• Set task
Lines containing the word "USDC" need to be counted. Please reply with how many there are, and nothing else.
━━ Supplied data
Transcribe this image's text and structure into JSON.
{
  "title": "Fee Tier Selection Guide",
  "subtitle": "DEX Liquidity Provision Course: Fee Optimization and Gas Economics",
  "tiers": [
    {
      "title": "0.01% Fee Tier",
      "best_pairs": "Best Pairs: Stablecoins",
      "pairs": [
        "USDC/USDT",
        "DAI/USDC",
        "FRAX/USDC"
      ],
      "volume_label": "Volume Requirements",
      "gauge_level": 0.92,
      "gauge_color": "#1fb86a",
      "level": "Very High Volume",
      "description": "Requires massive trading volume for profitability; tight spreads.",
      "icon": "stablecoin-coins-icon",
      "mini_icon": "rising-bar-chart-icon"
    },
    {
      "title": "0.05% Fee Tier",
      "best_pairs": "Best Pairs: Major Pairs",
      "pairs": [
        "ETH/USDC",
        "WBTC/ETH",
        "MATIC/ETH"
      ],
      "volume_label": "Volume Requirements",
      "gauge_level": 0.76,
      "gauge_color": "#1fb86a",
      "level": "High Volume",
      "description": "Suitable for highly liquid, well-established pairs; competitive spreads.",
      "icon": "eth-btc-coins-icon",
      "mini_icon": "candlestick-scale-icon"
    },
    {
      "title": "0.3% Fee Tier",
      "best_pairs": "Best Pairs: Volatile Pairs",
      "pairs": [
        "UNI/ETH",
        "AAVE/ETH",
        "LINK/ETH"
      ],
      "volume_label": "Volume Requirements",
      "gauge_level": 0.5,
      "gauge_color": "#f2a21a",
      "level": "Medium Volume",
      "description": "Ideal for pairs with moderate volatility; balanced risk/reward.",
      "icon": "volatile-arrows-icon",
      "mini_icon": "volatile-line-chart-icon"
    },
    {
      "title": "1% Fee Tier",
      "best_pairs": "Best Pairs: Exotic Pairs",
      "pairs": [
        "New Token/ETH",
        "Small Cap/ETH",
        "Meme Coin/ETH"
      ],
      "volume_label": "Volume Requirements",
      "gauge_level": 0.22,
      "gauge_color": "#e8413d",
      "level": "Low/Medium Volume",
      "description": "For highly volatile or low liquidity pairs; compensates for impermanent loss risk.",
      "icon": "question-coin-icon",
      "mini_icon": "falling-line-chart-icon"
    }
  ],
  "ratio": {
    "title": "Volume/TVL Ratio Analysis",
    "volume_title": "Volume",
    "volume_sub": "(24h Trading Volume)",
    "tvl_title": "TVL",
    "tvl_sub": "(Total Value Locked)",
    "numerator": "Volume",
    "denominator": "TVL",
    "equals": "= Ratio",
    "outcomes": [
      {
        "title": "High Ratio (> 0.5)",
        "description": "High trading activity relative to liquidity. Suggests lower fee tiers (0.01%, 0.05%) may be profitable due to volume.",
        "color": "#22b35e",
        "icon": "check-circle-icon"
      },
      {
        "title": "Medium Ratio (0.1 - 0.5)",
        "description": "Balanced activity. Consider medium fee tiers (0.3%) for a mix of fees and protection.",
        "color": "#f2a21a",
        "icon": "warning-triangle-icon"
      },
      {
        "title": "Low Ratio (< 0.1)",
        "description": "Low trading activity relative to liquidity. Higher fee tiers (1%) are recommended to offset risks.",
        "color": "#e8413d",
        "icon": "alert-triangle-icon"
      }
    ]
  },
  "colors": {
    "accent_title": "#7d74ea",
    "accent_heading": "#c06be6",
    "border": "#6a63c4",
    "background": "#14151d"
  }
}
━━━━
• Solution to the exercise
4